Extract every line of the material that holds the string "EAST".

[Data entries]
☆ ☆ ☆
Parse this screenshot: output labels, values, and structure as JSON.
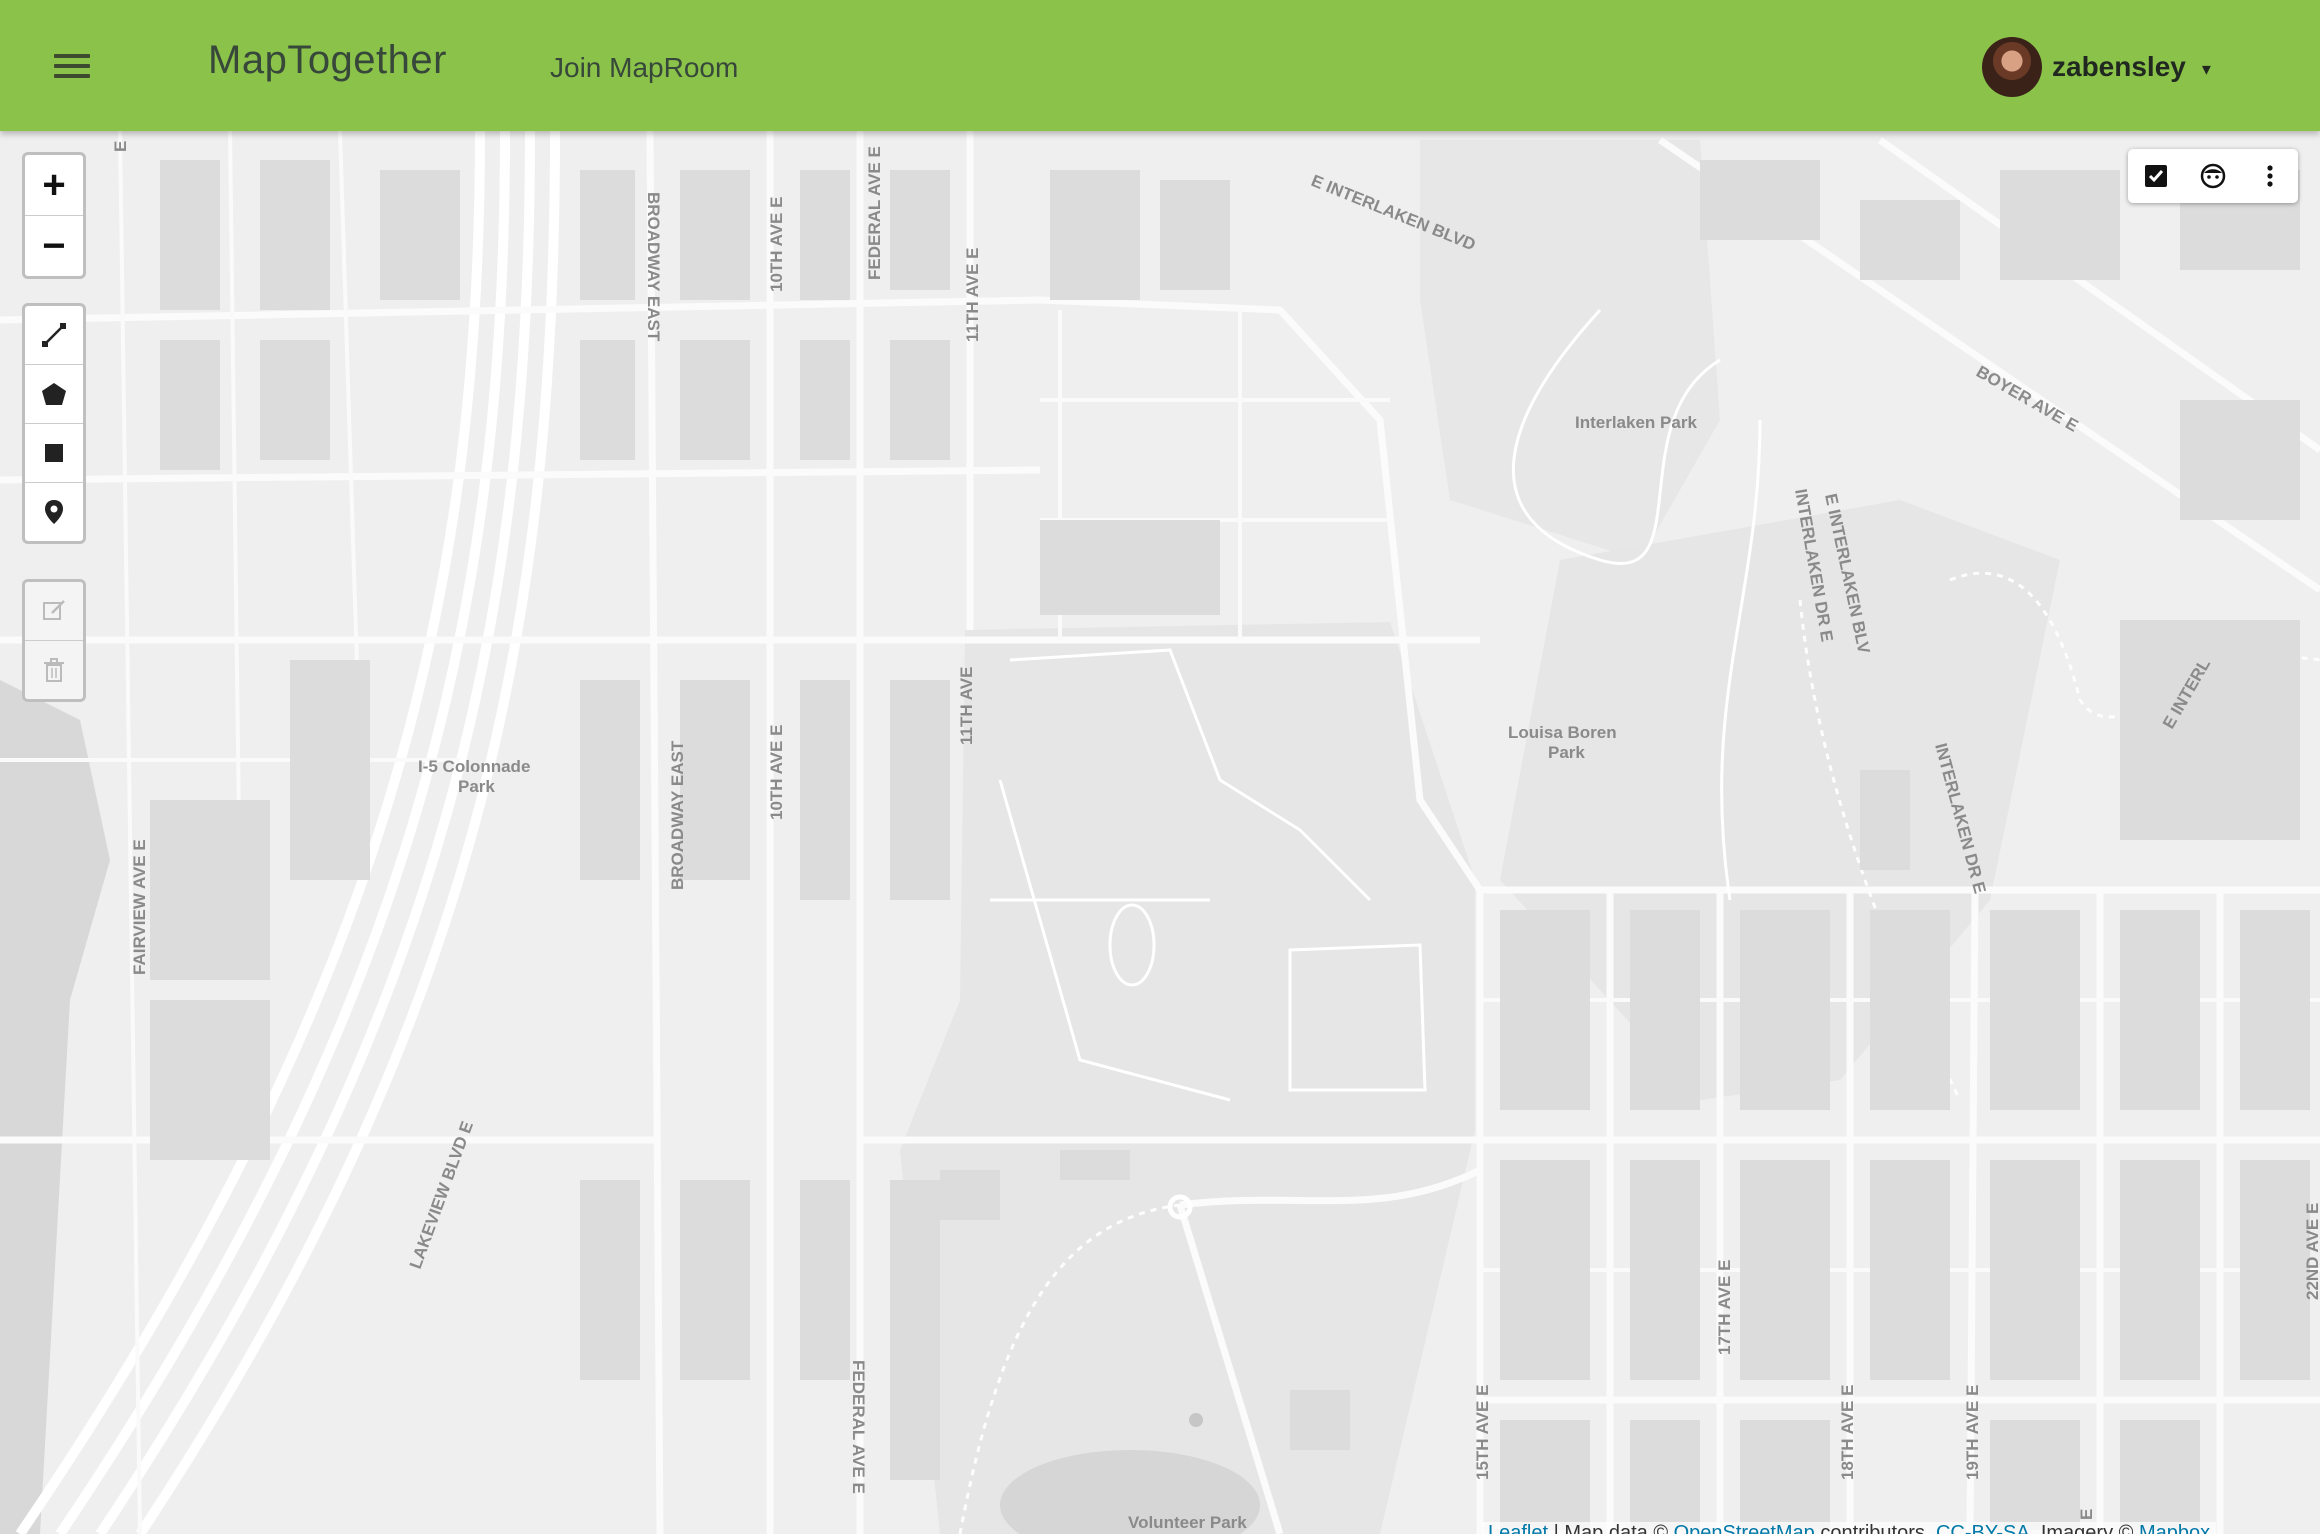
{
  "app": {
    "title": "MapTogether",
    "join_label": "Join MapRoom",
    "menu_icon": "hamburger-menu-icon",
    "brand_color": "#8bc34a"
  },
  "user": {
    "name": "zabensley",
    "caret": "▾"
  },
  "zoom": {
    "in_label": "+",
    "out_label": "−"
  },
  "draw_tools": [
    "polyline-tool",
    "polygon-tool",
    "rectangle-tool",
    "marker-tool"
  ],
  "edit_tools": [
    "edit-layers-tool",
    "delete-layers-tool"
  ],
  "layer_toolbar": [
    "checkbox-icon",
    "face-icon",
    "more-vert-icon"
  ],
  "map": {
    "labels": {
      "interlaken_blvd": "E INTERLAKEN BLVD",
      "interlaken_park": "Interlaken Park",
      "boyer_ave": "BOYER AVE E",
      "broadway_east_n": "BROADWAY EAST",
      "broadway_east_s": "BROADWAY EAST",
      "tenth_ave_e_n": "10TH AVE E",
      "tenth_ave_e_s": "10TH AVE E",
      "federal_ave_e_n": "FEDERAL AVE E",
      "federal_ave_e_s": "FEDERAL AVE E",
      "eleventh_ave_e": "11TH AVE E",
      "eleventh_ave": "11TH AVE",
      "interlaken_dr_e_1": "INTERLAKEN DR E",
      "e_interlaken_blv": "E INTERLAKEN BLV",
      "interlaken_dr_e_2": "INTERLAKEN DR E",
      "e_interl": "E INTERL",
      "louisa_boren": "Louisa Boren",
      "louisa_boren_2": "Park",
      "colonnade": "I-5 Colonnade",
      "colonnade_2": "Park",
      "fairview": "FAIRVIEW AVE E",
      "lakeview": "LAKEVIEW BLVD E",
      "fifteenth": "15TH AVE E",
      "seventeenth": "17TH AVE E",
      "eighteenth": "18TH AVE E",
      "nineteenth": "19TH AVE E",
      "twentysecond": "22ND AVE E",
      "volunteer_park": "Volunteer Park",
      "e_edge_top": "E",
      "e_bottom": "E"
    }
  },
  "attribution": {
    "leaflet": "Leaflet",
    "text": " | Map data © ",
    "osm": "OpenStreetMap",
    "text2": " contributors, ",
    "license": "CC-BY-SA",
    "text3": ", Imagery © ",
    "mapbox": "Mapbox"
  }
}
☆ ☆ ☆
• _Solution to this problem_:
      "broadway_east_n": "BROADWAY EAST",
      "broadway_east_s": "BROADWAY EAST",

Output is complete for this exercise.